• _Goal_: Scan the lines below for "pele"; report the number of lines that contain it, and only that.

• _Listing_:
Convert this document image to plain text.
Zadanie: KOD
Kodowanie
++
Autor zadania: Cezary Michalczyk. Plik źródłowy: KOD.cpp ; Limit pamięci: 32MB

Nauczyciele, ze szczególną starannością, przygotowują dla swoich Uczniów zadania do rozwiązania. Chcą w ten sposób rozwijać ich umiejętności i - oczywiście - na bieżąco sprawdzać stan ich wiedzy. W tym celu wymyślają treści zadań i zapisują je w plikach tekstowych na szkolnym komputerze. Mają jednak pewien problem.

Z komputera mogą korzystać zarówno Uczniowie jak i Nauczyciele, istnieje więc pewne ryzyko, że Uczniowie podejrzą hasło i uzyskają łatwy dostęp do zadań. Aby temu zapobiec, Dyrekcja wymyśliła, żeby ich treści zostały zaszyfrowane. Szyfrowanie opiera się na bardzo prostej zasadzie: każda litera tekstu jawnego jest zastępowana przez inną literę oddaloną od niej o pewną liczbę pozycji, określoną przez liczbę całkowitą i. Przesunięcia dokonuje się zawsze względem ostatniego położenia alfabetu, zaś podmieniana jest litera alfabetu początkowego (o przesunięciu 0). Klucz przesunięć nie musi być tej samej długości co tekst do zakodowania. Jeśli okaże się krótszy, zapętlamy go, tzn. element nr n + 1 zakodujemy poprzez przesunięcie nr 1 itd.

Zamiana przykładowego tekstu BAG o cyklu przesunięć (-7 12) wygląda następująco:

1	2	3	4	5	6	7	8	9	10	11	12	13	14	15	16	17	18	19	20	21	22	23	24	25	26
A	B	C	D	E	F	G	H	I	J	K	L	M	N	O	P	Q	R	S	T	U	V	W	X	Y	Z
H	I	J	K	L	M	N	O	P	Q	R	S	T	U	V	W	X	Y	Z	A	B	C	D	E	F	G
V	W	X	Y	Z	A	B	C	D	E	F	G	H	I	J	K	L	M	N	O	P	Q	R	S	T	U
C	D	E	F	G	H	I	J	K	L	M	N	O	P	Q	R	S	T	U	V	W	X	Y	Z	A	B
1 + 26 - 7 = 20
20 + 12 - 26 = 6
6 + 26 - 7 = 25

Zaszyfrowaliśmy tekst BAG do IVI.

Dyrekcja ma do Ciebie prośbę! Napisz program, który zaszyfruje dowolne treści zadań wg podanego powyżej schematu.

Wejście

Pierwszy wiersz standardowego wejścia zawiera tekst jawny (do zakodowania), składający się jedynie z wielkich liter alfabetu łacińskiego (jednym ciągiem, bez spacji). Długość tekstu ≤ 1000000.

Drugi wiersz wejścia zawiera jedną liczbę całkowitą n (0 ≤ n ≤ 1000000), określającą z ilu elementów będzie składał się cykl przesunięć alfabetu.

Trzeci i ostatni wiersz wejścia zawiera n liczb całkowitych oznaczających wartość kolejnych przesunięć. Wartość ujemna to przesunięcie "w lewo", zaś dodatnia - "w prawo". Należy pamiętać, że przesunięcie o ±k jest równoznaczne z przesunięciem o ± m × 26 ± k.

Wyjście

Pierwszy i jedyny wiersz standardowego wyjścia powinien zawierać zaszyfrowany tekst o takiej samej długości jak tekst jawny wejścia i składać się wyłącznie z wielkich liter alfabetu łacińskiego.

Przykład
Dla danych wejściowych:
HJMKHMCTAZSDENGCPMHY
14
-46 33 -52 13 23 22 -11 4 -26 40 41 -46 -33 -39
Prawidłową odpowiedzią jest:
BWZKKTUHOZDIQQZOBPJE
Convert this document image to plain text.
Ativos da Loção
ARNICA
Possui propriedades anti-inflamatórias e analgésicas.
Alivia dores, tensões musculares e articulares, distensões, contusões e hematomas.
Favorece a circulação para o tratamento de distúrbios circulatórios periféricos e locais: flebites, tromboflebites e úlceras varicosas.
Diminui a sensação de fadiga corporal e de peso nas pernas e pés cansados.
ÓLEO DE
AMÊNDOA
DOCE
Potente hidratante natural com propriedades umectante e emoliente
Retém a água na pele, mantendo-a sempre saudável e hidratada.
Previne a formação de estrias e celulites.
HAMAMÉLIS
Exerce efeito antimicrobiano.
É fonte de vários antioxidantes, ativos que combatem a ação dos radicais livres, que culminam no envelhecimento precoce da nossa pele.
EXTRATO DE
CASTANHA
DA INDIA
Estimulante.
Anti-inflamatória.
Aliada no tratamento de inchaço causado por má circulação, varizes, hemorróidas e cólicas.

• _Result for this exercise_: 2